### Exercise details:
Reproduce the full listing below unchanged, apart from the pictures.

### Records for this exercise:

————

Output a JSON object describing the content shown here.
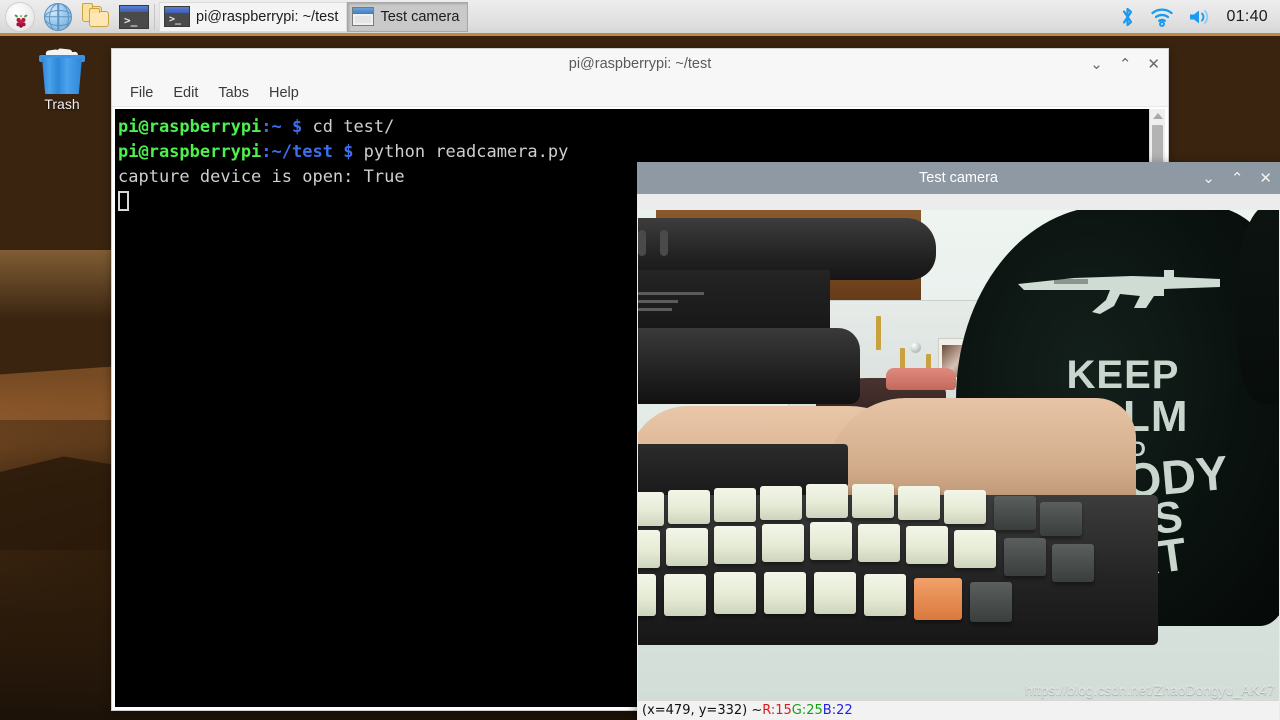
{
  "taskbar": {
    "launchers": [
      {
        "name": "raspberry-menu",
        "label": "Menu"
      },
      {
        "name": "web-browser",
        "label": "Web Browser"
      },
      {
        "name": "file-manager",
        "label": "File Manager"
      },
      {
        "name": "terminal",
        "label": "Terminal"
      }
    ],
    "windows": [
      {
        "label": "pi@raspberrypi: ~/test",
        "icon": "terminal-icon",
        "active": false
      },
      {
        "label": "Test camera",
        "icon": "window-icon",
        "active": true
      }
    ],
    "tray": [
      "bluetooth-icon",
      "wifi-icon",
      "volume-icon"
    ],
    "clock": "01:40"
  },
  "desktop": {
    "trash": {
      "label": "Trash",
      "icon": "trash-bin-icon"
    }
  },
  "terminal_window": {
    "title": "pi@raspberrypi: ~/test",
    "menu": [
      "File",
      "Edit",
      "Tabs",
      "Help"
    ],
    "controls": {
      "minimize": "⌄",
      "maximize": "⌃",
      "close": "✕"
    },
    "lines": [
      {
        "user": "pi@raspberrypi",
        "path": ":~",
        "sigil": " $ ",
        "command": "cd test/"
      },
      {
        "user": "pi@raspberrypi",
        "path": ":~/test",
        "sigil": " $ ",
        "command": "python readcamera.py"
      }
    ],
    "output": "capture device is open: True"
  },
  "camera_window": {
    "title": "Test camera",
    "controls": {
      "minimize": "⌄",
      "maximize": "⌃",
      "close": "✕"
    },
    "status": {
      "coords": "(x=479, y=332) ~ ",
      "r": "R:15",
      "g": " G:25",
      "b": " B:22"
    },
    "watermark": "https://blog.csdn.net/ZhaoDongyu_AK47",
    "scene": {
      "tshirt_text": [
        "KEEP",
        "CALM",
        "AND",
        "NOBODY",
        "GETS",
        "HURT"
      ],
      "tshirt_graphic": "ak47-rifle-icon"
    }
  },
  "colors": {
    "taskbar_bg": "#e2e2e2",
    "taskbar_accent": "#c08a46",
    "active_titlebar": "#8e99a4",
    "terminal_bg": "#000000",
    "prompt_user": "#4ef04e",
    "prompt_path": "#3b6ff0",
    "status_r": "#d81d1d",
    "status_g": "#15a015",
    "status_b": "#2323dd"
  }
}
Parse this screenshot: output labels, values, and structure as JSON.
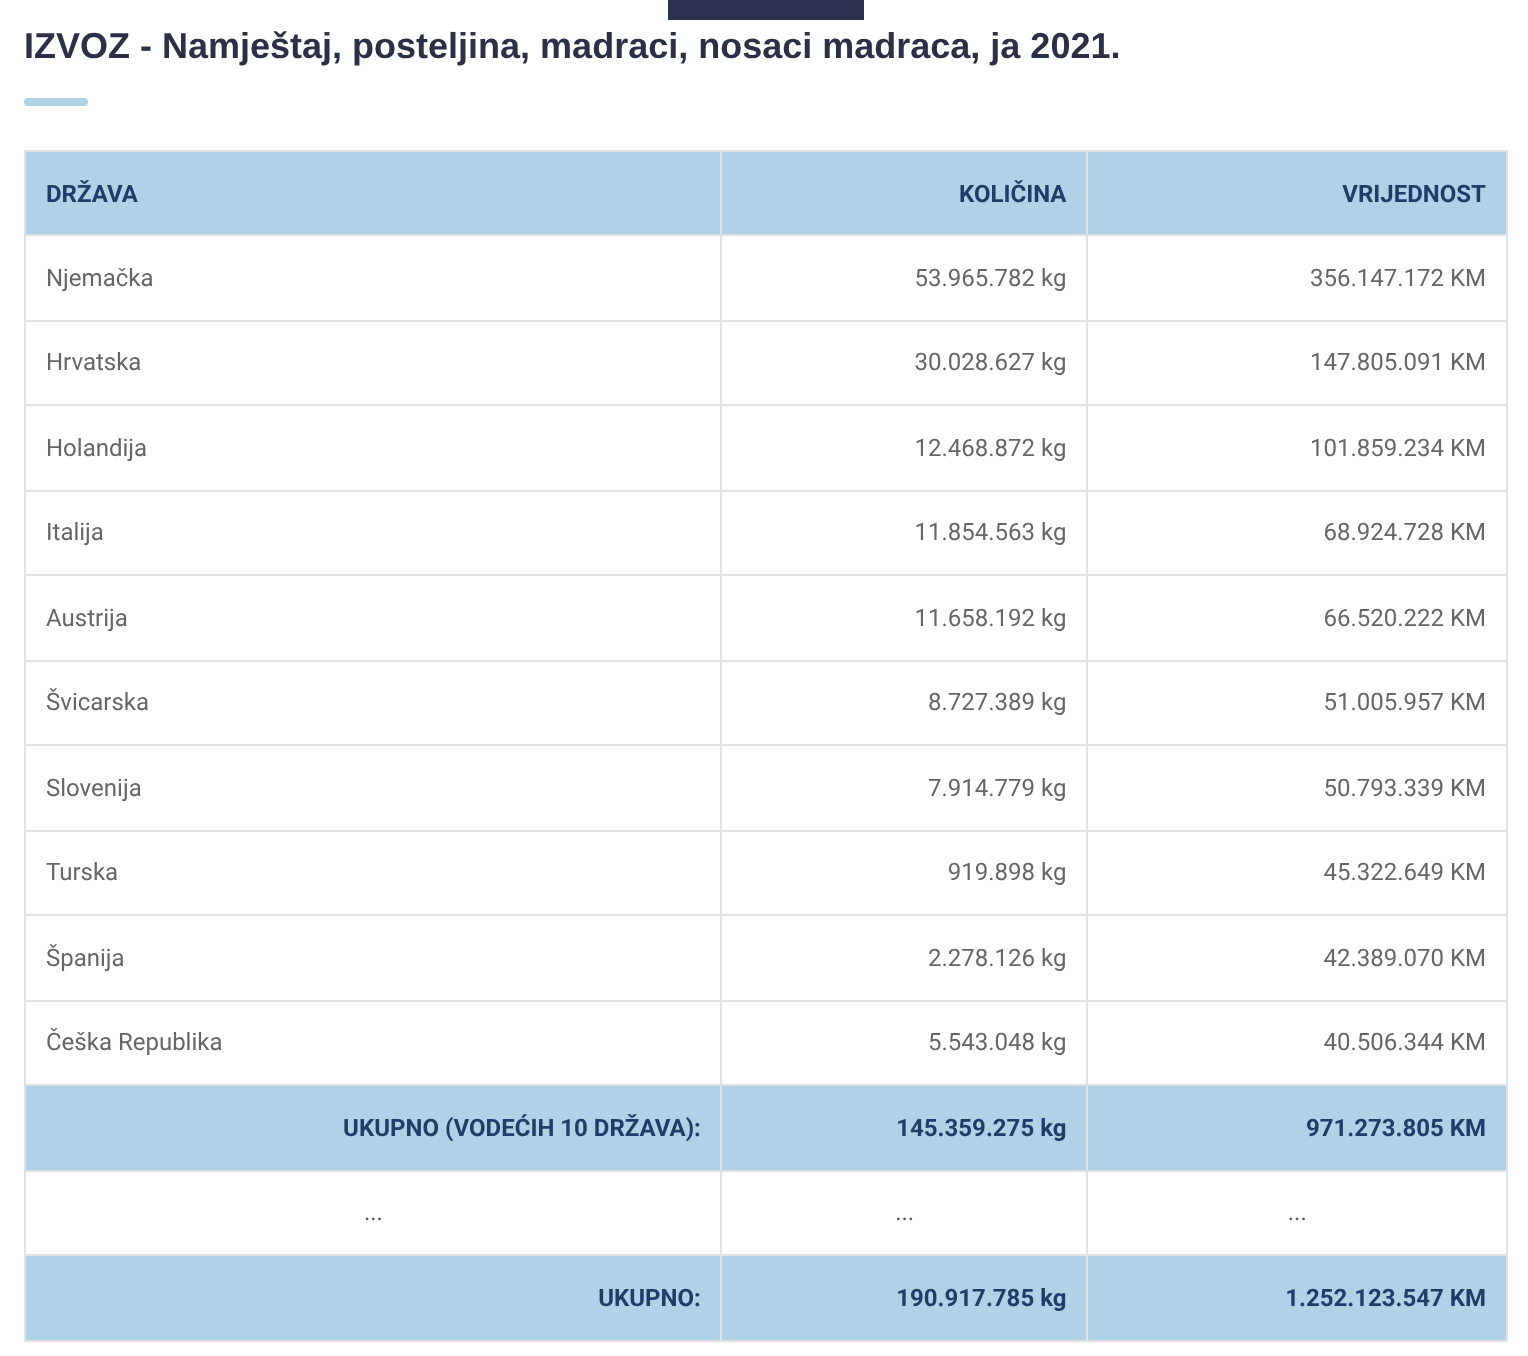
{
  "title": "IZVOZ - Namještaj, posteljina, madraci, nosaci madraca, ja 2021.",
  "table": {
    "columns": [
      "DRŽAVA",
      "KOLIČINA",
      "VRIJEDNOST"
    ],
    "rows": [
      {
        "kind": "data",
        "cells": [
          "Njemačka",
          "53.965.782 kg",
          "356.147.172 KM"
        ]
      },
      {
        "kind": "data",
        "cells": [
          "Hrvatska",
          "30.028.627 kg",
          "147.805.091 KM"
        ]
      },
      {
        "kind": "data",
        "cells": [
          "Holandija",
          "12.468.872 kg",
          "101.859.234 KM"
        ]
      },
      {
        "kind": "data",
        "cells": [
          "Italija",
          "11.854.563 kg",
          "68.924.728 KM"
        ]
      },
      {
        "kind": "data",
        "cells": [
          "Austrija",
          "11.658.192 kg",
          "66.520.222 KM"
        ]
      },
      {
        "kind": "data",
        "cells": [
          "Švicarska",
          "8.727.389 kg",
          "51.005.957 KM"
        ]
      },
      {
        "kind": "data",
        "cells": [
          "Slovenija",
          "7.914.779 kg",
          "50.793.339 KM"
        ]
      },
      {
        "kind": "data",
        "cells": [
          "Turska",
          "919.898 kg",
          "45.322.649 KM"
        ]
      },
      {
        "kind": "data",
        "cells": [
          "Španija",
          "2.278.126 kg",
          "42.389.070 KM"
        ]
      },
      {
        "kind": "data",
        "cells": [
          "Češka Republika",
          "5.543.048 kg",
          "40.506.344 KM"
        ]
      },
      {
        "kind": "total",
        "cells": [
          "UKUPNO (VODEĆIH 10 DRŽAVA):",
          "145.359.275 kg",
          "971.273.805 KM"
        ]
      },
      {
        "kind": "gap",
        "cells": [
          "...",
          "...",
          "..."
        ]
      },
      {
        "kind": "total",
        "cells": [
          "UKUPNO:",
          "190.917.785 kg",
          "1.252.123.547 KM"
        ]
      }
    ]
  }
}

————

### The completed task:
Output a JSON object describing the content shown here.
{
  "taskbar": {
    "launchers": [
      {
        "name": "raspberry-menu",
        "label": "Menu"
      },
      {
        "name": "web-browser",
        "label": "Web Browser"
      },
      {
        "name": "file-manager",
        "label": "File Manager"
      },
      {
        "name": "terminal",
        "label": "Terminal"
      }
    ],
    "windows": [
      {
        "label": "pi@raspberrypi: ~/test",
        "icon": "terminal-icon",
        "active": false
      },
      {
        "label": "Test camera",
        "icon": "window-icon",
        "active": true
      }
    ],
    "tray": [
      "bluetooth-icon",
      "wifi-icon",
      "volume-icon"
    ],
    "clock": "01:40"
  },
  "desktop": {
    "trash": {
      "label": "Trash",
      "icon": "trash-bin-icon"
    }
  },
  "terminal_window": {
    "title": "pi@raspberrypi: ~/test",
    "menu": [
      "File",
      "Edit",
      "Tabs",
      "Help"
    ],
    "controls": {
      "minimize": "⌄",
      "maximize": "⌃",
      "close": "✕"
    },
    "lines": [
      {
        "user": "pi@raspberrypi",
        "path": ":~",
        "sigil": " $ ",
        "command": "cd test/"
      },
      {
        "user": "pi@raspberrypi",
        "path": ":~/test",
        "sigil": " $ ",
        "command": "python readcamera.py"
      }
    ],
    "output": "capture device is open: True"
  },
  "camera_window": {
    "title": "Test camera",
    "controls": {
      "minimize": "⌄",
      "maximize": "⌃",
      "close": "✕"
    },
    "status": {
      "coords": "(x=479, y=332) ~ ",
      "r": "R:15",
      "g": " G:25",
      "b": " B:22"
    },
    "watermark": "https://blog.csdn.net/ZhaoDongyu_AK47",
    "scene": {
      "tshirt_text": [
        "KEEP",
        "CALM",
        "AND",
        "NOBODY",
        "GETS",
        "HURT"
      ],
      "tshirt_graphic": "ak47-rifle-icon"
    }
  },
  "colors": {
    "taskbar_bg": "#e2e2e2",
    "taskbar_accent": "#c08a46",
    "active_titlebar": "#8e99a4",
    "terminal_bg": "#000000",
    "prompt_user": "#4ef04e",
    "prompt_path": "#3b6ff0",
    "status_r": "#d81d1d",
    "status_g": "#15a015",
    "status_b": "#2323dd"
  }
}
Parse this screenshot: output labels, values, and structure as JSON.
{
  "title": "IZVOZ - Namještaj, posteljina, madraci, nosaci madraca, ja 2021.",
  "table": {
    "columns": [
      "DRŽAVA",
      "KOLIČINA",
      "VRIJEDNOST"
    ],
    "rows": [
      {
        "kind": "data",
        "cells": [
          "Njemačka",
          "53.965.782 kg",
          "356.147.172 KM"
        ]
      },
      {
        "kind": "data",
        "cells": [
          "Hrvatska",
          "30.028.627 kg",
          "147.805.091 KM"
        ]
      },
      {
        "kind": "data",
        "cells": [
          "Holandija",
          "12.468.872 kg",
          "101.859.234 KM"
        ]
      },
      {
        "kind": "data",
        "cells": [
          "Italija",
          "11.854.563 kg",
          "68.924.728 KM"
        ]
      },
      {
        "kind": "data",
        "cells": [
          "Austrija",
          "11.658.192 kg",
          "66.520.222 KM"
        ]
      },
      {
        "kind": "data",
        "cells": [
          "Švicarska",
          "8.727.389 kg",
          "51.005.957 KM"
        ]
      },
      {
        "kind": "data",
        "cells": [
          "Slovenija",
          "7.914.779 kg",
          "50.793.339 KM"
        ]
      },
      {
        "kind": "data",
        "cells": [
          "Turska",
          "919.898 kg",
          "45.322.649 KM"
        ]
      },
      {
        "kind": "data",
        "cells": [
          "Španija",
          "2.278.126 kg",
          "42.389.070 KM"
        ]
      },
      {
        "kind": "data",
        "cells": [
          "Češka Republika",
          "5.543.048 kg",
          "40.506.344 KM"
        ]
      },
      {
        "kind": "total",
        "cells": [
          "UKUPNO (VODEĆIH 10 DRŽAVA):",
          "145.359.275 kg",
          "971.273.805 KM"
        ]
      },
      {
        "kind": "gap",
        "cells": [
          "...",
          "...",
          "..."
        ]
      },
      {
        "kind": "total",
        "cells": [
          "UKUPNO:",
          "190.917.785 kg",
          "1.252.123.547 KM"
        ]
      }
    ]
  }
}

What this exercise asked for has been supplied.